======== MATERIAL SHOWN ========
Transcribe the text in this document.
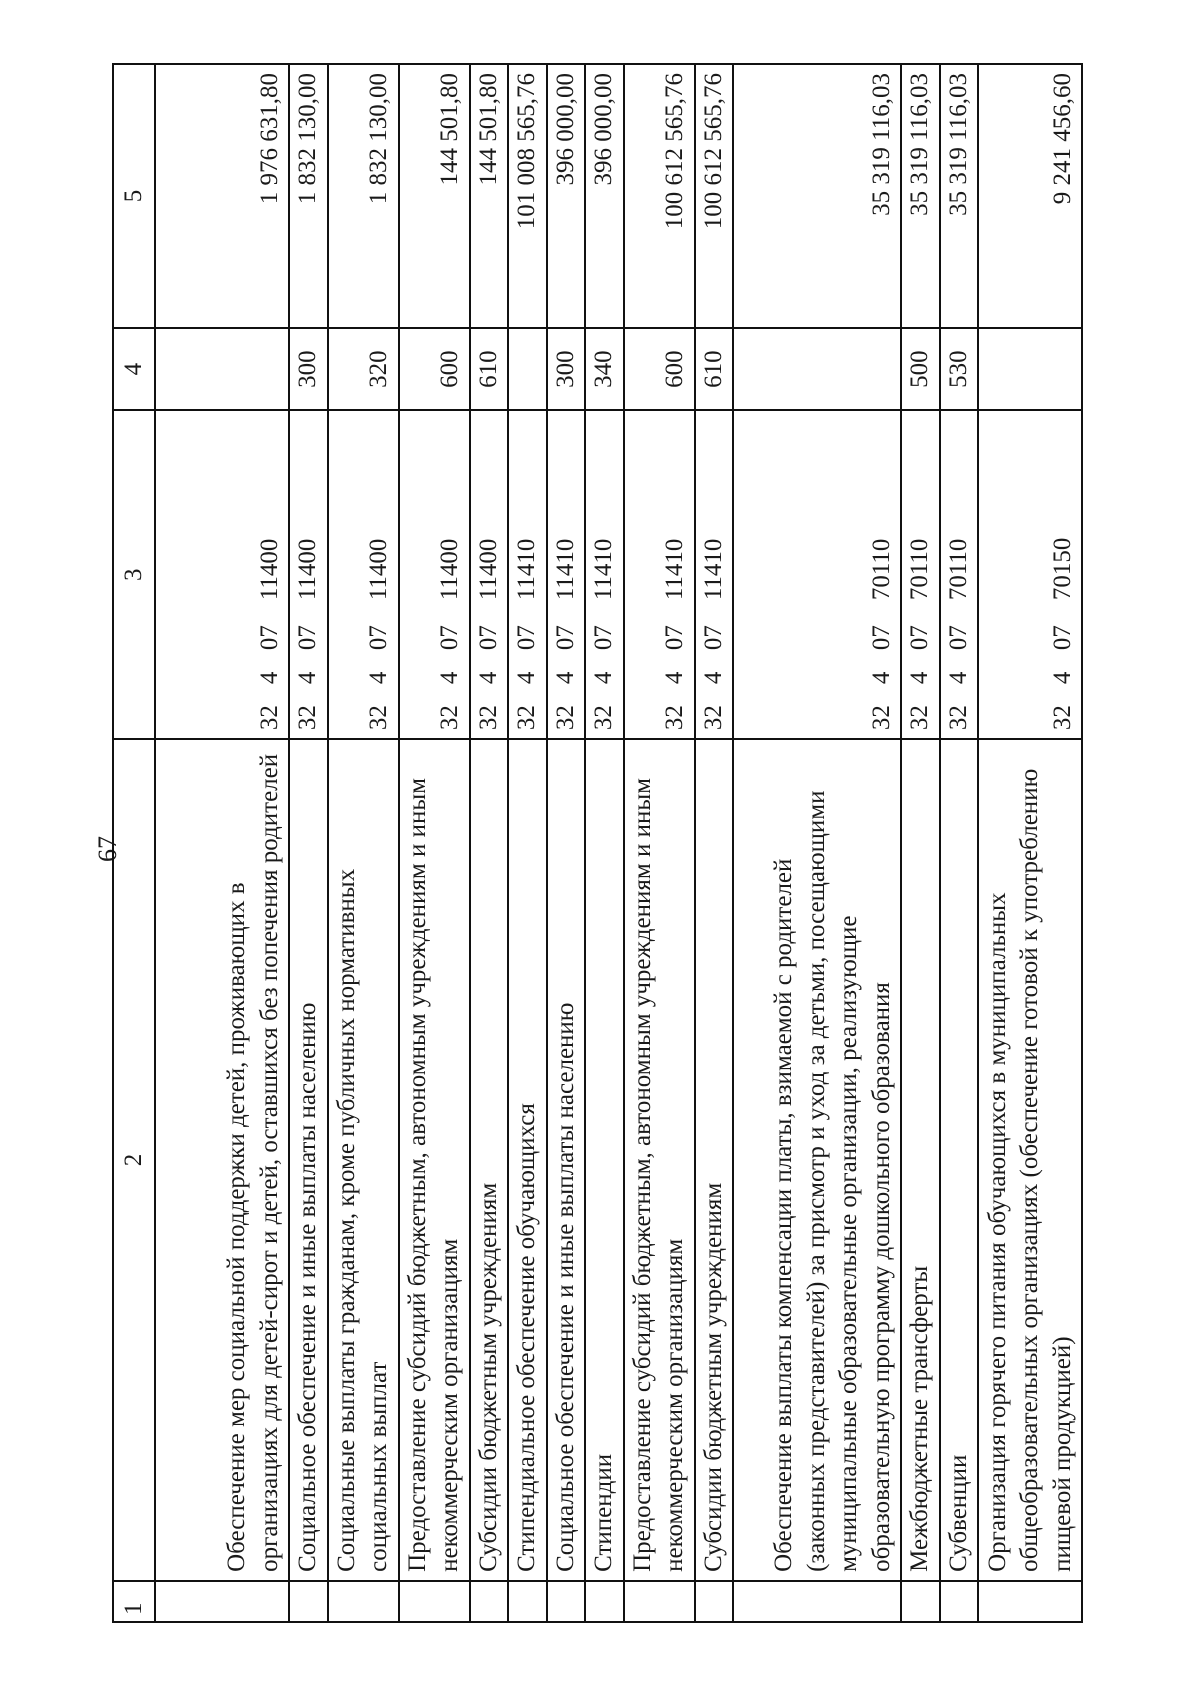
67
1	2	3	4	5
	Обеспечение мер социальной поддержки детей, проживающих в организациях для детей-сирот и детей, оставшихся без попечения родителей	3240711400		1 976 631,80
	Социальное обеспечение и иные выплаты населению	3240711400	300	1 832 130,00
	Социальные выплаты гражданам, кроме публичных нормативных социальных выплат	3240711400	320	1 832 130,00
	Предоставление субсидий бюджетным, автономным учреждениям и иным некоммерческим организациям	3240711400	600	144 501,80
	Субсидии бюджетным учреждениям	3240711400	610	144 501,80
	Стипендиальное обеспечение обучающихся	3240711410		101 008 565,76
	Социальное обеспечение и иные выплаты населению	3240711410	300	396 000,00
	Стипендии	3240711410	340	396 000,00
	Предоставление субсидий бюджетным, автономным учреждениям и иным некоммерческим организациям	3240711410	600	100 612 565,76
	Субсидии бюджетным учреждениям	3240711410	610	100 612 565,76
	Обеспечение выплаты компенсации платы, взимаемой с родителей (законных представителей) за присмотр и уход за детьми, посещающими муниципальные образовательные организации, реализующие образовательную программу дошкольного образования	3240770110		35 319 116,03
	Межбюджетные трансферты	3240770110	500	35 319 116,03
	Субвенции	3240770110	530	35 319 116,03
	Организация горячего питания обучающихся в муниципальных общеобразовательных организациях (обеспечение готовой к употреблению пищевой продукцией)	3240770150		9 241 456,60
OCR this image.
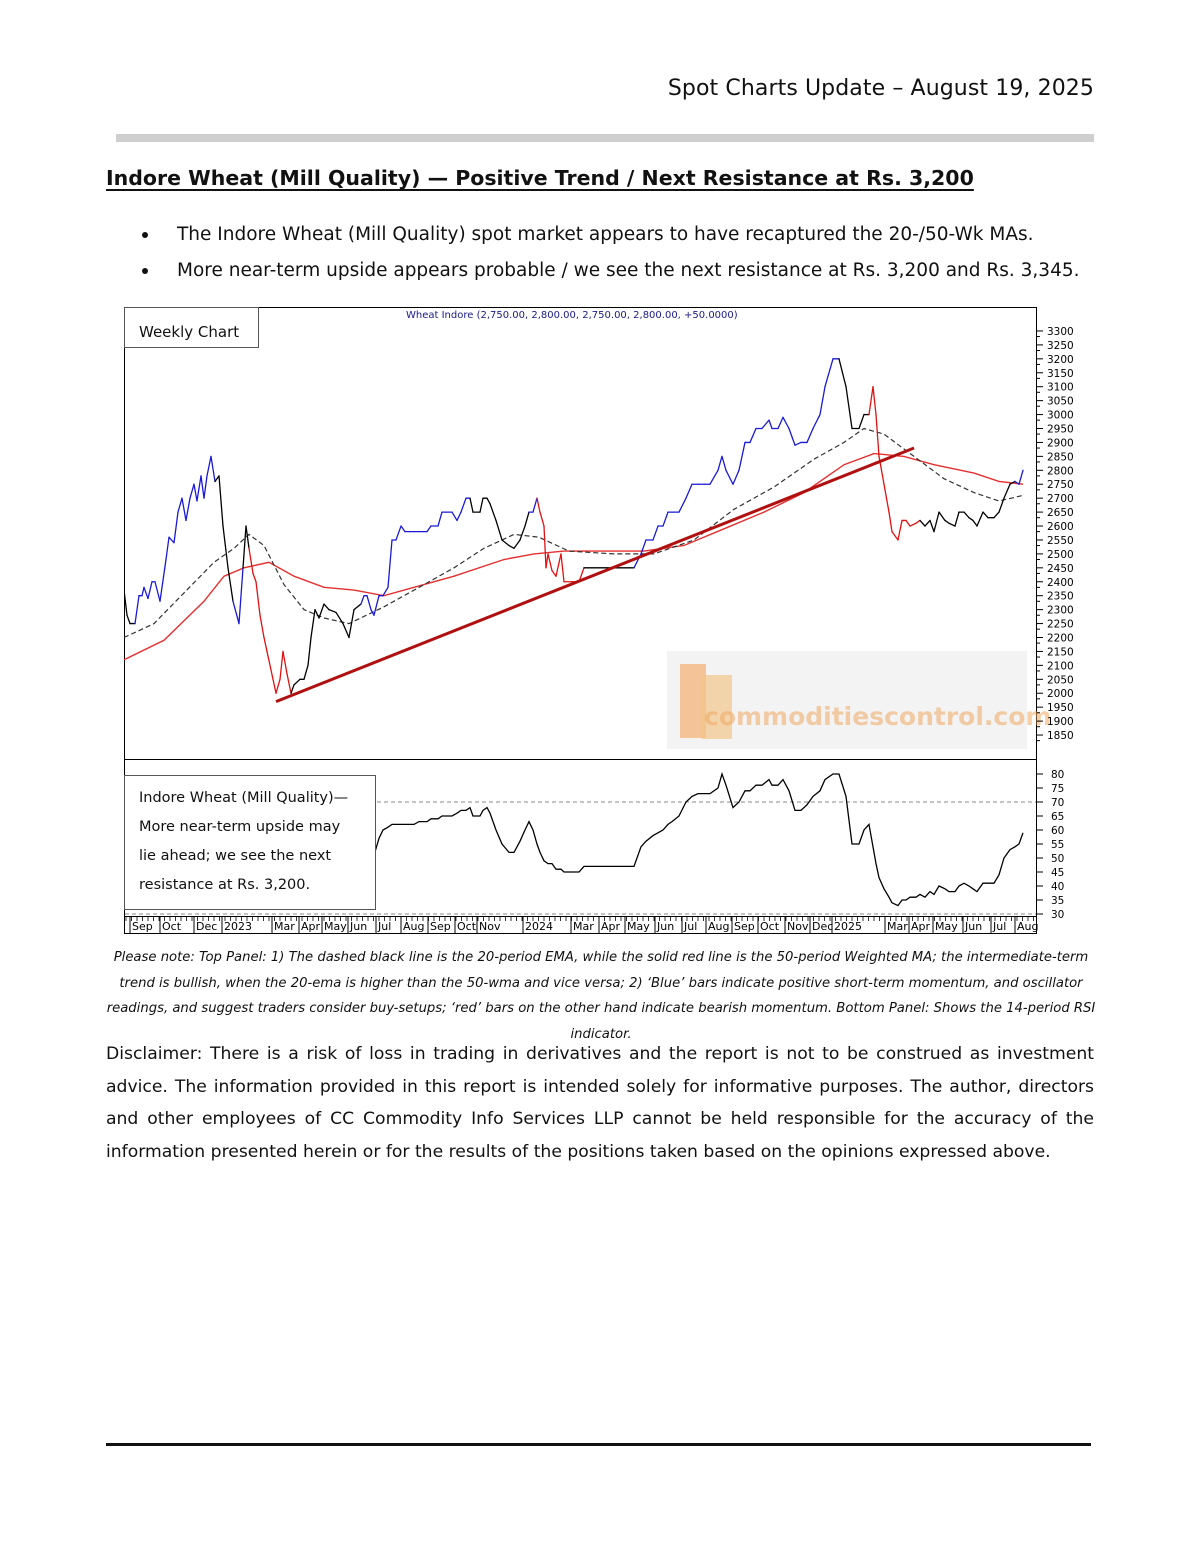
Spot Charts Update – August 19, 2025
Indore Wheat (Mill Quality) — Positive Trend / Next Resistance at Rs. 3,200
The Indore Wheat (Mill Quality) spot market appears to have recaptured the 20-/50-Wk MAs.
More near-term upside appears probable / we see the next resistance at Rs. 3,200 and Rs. 3,345.
commoditiescontrol.com
Wheat Indore (2,750.00, 2,800.00, 2,750.00, 2,800.00, +50.0000)
Weekly Chart	3300
3250
3200
3150
3100
3050
3000
2950
2900
2850
2800
2750
2700
2650
2600
2550
2500
2450
2400
2350
2300
2250
2200
2150
2100
2050
2000
1950
1900
1850
80
75
70
65
60
55
50
45
40
35
30
Sep Oct Dec 2023 Mar Apr May Jun Jul Aug Sep Oct Nov 2024 Mar Apr May Jun Jul Aug Sep Oct Nov Dec 2025 Mar Apr May Jun Jul Aug
Indore Wheat (Mill Quality)—
More near-term upside may
lie ahead; we see the next
resistance at Rs. 3,200.
Please note: Top Panel: 1) The dashed black line is the 20-period EMA, while the solid red line is the 50-period Weighted MA; the intermediate-term trend is bullish, when the 20-ema is higher than the 50-wma and vice versa; 2) ‘Blue’ bars indicate positive short-term momentum, and oscillator readings, and suggest traders consider buy-setups; ‘red’ bars on the other hand indicate bearish momentum. Bottom Panel: Shows the 14-period RSI indicator.
Disclaimer: There is a risk of loss in trading in derivatives and the report is not to be construed as investment advice. The information provided in this report is intended solely for informative purposes. The author, directors and other employees of CC Commodity Info Services LLP cannot be held responsible for the accuracy of the information presented herein or for the results of the positions taken based on the opinions expressed above.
========
* TASK OBJECTIVE *
All preceding records should be duplicated verbatim, images excepted.

* ANSWER *
Transcribe the text in this document.
67
1	2	3	4	5
	Обеспечение мер социальной поддержки детей, проживающих в организациях для детей-сирот и детей, оставшихся без попечения родителей	3240711400		1 976 631,80
	Социальное обеспечение и иные выплаты населению	3240711400	300	1 832 130,00
	Социальные выплаты гражданам, кроме публичных нормативных социальных выплат	3240711400	320	1 832 130,00
	Предоставление субсидий бюджетным, автономным учреждениям и иным некоммерческим организациям	3240711400	600	144 501,80
	Субсидии бюджетным учреждениям	3240711400	610	144 501,80
	Стипендиальное обеспечение обучающихся	3240711410		101 008 565,76
	Социальное обеспечение и иные выплаты населению	3240711410	300	396 000,00
	Стипендии	3240711410	340	396 000,00
	Предоставление субсидий бюджетным, автономным учреждениям и иным некоммерческим организациям	3240711410	600	100 612 565,76
	Субсидии бюджетным учреждениям	3240711410	610	100 612 565,76
	Обеспечение выплаты компенсации платы, взимаемой с родителей (законных представителей) за присмотр и уход за детьми, посещающими муниципальные образовательные организации, реализующие образовательную программу дошкольного образования	3240770110		35 319 116,03
	Межбюджетные трансферты	3240770110	500	35 319 116,03
	Субвенции	3240770110	530	35 319 116,03
	Организация горячего питания обучающихся в муниципальных общеобразовательных организациях (обеспечение готовой к употреблению пищевой продукцией)	3240770150		9 241 456,60
OCR this image.
Spot Charts Update – August 19, 2025
Indore Wheat (Mill Quality) — Positive Trend / Next Resistance at Rs. 3,200
The Indore Wheat (Mill Quality) spot market appears to have recaptured the 20-/50-Wk MAs.
More near-term upside appears probable / we see the next resistance at Rs. 3,200 and Rs. 3,345.
commoditiescontrol.com
Wheat Indore (2,750.00, 2,800.00, 2,750.00, 2,800.00, +50.0000)
Weekly Chart	3300
3250
3200
3150
3100
3050
3000
2950
2900
2850
2800
2750
2700
2650
2600
2550
2500
2450
2400
2350
2300
2250
2200
2150
2100
2050
2000
1950
1900
1850
80
75
70
65
60
55
50
45
40
35
30
Sep Oct Dec 2023 Mar Apr May Jun Jul Aug Sep Oct Nov 2024 Mar Apr May Jun Jul Aug Sep Oct Nov Dec 2025 Mar Apr May Jun Jul Aug
Indore Wheat (Mill Quality)—
More near-term upside may
lie ahead; we see the next
resistance at Rs. 3,200.
Please note: Top Panel: 1) The dashed black line is the 20-period EMA, while the solid red line is the 50-period Weighted MA; the intermediate-term trend is bullish, when the 20-ema is higher than the 50-wma and vice versa; 2) ‘Blue’ bars indicate positive short-term momentum, and oscillator readings, and suggest traders consider buy-setups; ‘red’ bars on the other hand indicate bearish momentum. Bottom Panel: Shows the 14-period RSI indicator.
Disclaimer: There is a risk of loss in trading in derivatives and the report is not to be construed as investment advice. The information provided in this report is intended solely for informative purposes. The author, directors and other employees of CC Commodity Info Services LLP cannot be held responsible for the accuracy of the information presented herein or for the results of the positions taken based on the opinions expressed above.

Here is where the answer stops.